## Source data
§

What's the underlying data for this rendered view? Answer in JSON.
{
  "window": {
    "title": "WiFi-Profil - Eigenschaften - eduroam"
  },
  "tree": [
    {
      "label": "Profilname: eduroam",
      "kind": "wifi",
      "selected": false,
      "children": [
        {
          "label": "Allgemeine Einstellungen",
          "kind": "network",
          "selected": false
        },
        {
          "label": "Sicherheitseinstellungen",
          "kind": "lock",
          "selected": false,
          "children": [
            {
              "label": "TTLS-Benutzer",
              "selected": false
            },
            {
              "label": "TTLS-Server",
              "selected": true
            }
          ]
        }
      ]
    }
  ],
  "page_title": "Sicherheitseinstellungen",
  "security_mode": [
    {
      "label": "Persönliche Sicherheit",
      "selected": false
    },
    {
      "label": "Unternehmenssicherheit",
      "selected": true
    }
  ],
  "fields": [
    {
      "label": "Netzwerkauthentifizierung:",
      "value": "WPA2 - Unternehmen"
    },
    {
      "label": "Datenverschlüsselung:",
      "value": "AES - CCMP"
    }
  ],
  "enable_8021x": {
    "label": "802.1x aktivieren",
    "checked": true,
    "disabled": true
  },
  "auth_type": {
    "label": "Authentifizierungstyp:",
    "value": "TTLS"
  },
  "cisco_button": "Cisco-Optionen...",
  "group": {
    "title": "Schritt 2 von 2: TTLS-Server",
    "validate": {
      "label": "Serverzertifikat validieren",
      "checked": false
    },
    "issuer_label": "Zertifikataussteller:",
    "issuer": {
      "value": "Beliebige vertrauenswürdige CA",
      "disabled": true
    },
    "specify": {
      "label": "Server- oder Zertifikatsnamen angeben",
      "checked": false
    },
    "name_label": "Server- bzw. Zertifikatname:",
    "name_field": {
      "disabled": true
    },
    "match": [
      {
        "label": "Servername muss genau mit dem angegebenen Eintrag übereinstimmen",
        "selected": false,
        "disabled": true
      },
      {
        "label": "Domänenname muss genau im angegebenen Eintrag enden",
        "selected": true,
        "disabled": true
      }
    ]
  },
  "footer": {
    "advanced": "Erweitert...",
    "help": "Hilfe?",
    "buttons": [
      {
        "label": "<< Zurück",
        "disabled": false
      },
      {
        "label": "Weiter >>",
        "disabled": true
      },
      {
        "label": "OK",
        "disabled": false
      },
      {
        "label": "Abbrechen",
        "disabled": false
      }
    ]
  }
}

§

## TASK PROMPT
Pull out every line in the material above where "selected" occurs.

## CORRECT ANSWER
      "selected": false,
          "selected": false
          "selected": false,
              "selected": false
              "selected": true
      "selected": false
      "selected": true
        "selected": false,
        "selected": true,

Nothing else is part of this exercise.